┌─ Input
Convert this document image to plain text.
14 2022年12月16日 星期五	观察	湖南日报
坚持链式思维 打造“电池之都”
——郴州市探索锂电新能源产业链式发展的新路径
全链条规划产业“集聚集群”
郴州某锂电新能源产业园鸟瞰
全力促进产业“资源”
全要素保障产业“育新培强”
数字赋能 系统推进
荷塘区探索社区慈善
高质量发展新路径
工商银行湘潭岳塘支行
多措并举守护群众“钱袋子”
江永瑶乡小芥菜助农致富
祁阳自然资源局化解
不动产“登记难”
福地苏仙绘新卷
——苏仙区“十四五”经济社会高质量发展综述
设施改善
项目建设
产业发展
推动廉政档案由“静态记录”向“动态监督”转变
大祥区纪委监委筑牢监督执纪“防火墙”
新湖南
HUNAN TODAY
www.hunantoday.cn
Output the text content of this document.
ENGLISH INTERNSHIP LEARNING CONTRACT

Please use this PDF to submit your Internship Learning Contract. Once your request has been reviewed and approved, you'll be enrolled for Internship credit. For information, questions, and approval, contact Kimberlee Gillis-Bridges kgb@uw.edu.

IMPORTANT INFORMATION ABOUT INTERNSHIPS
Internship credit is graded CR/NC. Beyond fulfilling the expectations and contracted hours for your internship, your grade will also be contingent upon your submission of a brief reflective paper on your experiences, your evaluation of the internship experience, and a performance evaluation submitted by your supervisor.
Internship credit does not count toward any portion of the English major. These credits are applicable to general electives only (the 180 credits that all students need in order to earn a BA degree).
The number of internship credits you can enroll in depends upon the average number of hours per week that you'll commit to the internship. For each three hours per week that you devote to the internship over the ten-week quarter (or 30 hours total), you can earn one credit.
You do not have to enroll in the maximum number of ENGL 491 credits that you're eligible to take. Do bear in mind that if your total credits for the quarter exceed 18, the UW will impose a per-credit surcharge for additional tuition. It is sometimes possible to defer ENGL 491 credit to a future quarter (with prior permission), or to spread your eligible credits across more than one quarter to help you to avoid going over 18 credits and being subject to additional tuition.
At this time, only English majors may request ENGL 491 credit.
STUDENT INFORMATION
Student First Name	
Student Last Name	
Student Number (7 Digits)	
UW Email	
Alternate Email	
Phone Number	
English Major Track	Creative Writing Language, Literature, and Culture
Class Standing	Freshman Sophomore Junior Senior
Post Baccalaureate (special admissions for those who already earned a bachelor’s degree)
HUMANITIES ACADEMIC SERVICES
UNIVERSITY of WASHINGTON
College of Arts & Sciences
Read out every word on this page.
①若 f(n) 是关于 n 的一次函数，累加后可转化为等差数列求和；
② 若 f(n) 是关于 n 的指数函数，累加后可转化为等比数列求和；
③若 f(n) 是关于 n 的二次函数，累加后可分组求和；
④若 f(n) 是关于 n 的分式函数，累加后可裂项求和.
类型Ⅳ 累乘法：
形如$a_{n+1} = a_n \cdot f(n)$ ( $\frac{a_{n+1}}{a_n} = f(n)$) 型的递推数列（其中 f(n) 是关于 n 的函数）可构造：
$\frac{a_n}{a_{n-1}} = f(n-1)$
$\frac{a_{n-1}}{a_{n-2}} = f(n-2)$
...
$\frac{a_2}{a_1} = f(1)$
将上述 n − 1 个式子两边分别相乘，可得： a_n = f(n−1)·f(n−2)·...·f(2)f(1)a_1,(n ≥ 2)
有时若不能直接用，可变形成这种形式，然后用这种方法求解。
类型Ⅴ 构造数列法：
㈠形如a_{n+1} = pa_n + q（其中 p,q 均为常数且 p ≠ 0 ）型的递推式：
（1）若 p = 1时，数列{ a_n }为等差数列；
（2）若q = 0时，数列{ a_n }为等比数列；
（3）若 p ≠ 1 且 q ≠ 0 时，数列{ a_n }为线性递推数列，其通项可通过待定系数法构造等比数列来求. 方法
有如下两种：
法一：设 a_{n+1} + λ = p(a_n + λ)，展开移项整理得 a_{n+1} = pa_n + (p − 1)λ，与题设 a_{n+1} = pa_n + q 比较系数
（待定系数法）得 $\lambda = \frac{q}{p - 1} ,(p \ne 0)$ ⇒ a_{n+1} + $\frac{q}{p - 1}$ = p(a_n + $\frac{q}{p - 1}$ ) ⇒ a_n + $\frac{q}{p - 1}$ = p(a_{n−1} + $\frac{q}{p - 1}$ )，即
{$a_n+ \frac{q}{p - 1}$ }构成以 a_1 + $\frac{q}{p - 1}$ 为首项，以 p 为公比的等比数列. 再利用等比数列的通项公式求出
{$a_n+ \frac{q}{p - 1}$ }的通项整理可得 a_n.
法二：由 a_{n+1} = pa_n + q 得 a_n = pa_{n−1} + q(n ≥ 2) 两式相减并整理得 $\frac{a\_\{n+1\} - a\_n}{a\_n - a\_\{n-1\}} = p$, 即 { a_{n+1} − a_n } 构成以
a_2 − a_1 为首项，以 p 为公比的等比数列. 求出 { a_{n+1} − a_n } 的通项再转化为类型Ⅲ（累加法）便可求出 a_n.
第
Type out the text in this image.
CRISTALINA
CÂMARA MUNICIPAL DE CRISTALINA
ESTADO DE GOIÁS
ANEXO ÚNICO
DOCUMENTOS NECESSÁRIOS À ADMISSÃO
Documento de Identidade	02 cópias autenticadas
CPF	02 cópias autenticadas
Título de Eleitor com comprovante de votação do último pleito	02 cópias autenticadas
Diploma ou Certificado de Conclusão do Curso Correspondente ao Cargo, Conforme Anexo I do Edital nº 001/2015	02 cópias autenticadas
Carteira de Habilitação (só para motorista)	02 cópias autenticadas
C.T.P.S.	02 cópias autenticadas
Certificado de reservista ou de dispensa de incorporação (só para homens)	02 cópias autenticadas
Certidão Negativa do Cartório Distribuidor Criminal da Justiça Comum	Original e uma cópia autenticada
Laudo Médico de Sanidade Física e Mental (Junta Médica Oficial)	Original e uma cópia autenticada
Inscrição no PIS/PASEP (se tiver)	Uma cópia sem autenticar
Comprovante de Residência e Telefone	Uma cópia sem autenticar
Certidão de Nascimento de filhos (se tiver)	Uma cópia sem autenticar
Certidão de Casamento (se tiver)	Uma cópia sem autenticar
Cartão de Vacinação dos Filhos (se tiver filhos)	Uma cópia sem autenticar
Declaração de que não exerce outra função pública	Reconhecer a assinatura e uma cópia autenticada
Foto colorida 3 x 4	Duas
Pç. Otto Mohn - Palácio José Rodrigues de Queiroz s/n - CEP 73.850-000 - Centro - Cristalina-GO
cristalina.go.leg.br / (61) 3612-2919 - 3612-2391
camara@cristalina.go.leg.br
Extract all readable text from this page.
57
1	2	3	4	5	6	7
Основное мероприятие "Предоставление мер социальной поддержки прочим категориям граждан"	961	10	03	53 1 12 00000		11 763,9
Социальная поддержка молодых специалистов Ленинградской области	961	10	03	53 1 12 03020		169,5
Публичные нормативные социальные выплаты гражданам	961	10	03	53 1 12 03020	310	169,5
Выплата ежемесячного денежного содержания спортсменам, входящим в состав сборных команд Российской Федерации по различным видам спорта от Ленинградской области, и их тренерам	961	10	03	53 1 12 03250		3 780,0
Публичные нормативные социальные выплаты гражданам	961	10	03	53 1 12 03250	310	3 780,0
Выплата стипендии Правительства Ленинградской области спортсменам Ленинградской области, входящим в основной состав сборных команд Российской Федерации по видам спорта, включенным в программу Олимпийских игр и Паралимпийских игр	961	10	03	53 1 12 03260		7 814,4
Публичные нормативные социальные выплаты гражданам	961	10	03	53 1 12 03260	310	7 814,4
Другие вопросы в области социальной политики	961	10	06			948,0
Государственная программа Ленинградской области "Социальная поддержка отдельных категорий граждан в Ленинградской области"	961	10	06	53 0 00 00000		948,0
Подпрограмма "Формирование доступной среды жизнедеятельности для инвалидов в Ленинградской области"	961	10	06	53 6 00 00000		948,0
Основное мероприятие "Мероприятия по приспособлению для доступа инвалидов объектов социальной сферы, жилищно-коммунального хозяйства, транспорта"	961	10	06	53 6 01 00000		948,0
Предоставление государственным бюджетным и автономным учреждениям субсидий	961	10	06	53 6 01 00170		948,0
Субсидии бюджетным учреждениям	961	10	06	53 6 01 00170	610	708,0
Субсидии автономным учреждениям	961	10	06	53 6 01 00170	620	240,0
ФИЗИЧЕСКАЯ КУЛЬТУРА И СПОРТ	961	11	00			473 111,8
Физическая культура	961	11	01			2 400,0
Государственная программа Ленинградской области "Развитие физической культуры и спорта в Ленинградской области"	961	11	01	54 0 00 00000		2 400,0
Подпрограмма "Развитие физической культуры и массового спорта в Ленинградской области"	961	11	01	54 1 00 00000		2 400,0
└─
Take every line above carrying "видам" and return it.

Выплата ежемесячного денежного содержания спортсменам, входящим в состав сборных команд Российской Федерации по различным видам спорта от Ленинградской области, и их тренерам	961	10	03	53 1 12 03250		3 780,0
Выплата стипендии Правительства Ленинградской области спортсменам Ленинградской области, входящим в основной состав сборных команд Российской Федерации по видам спорта, включенным в программу Олимпийских игр и Паралимпийских игр	961	10	03	53 1 12 03260		7 814,4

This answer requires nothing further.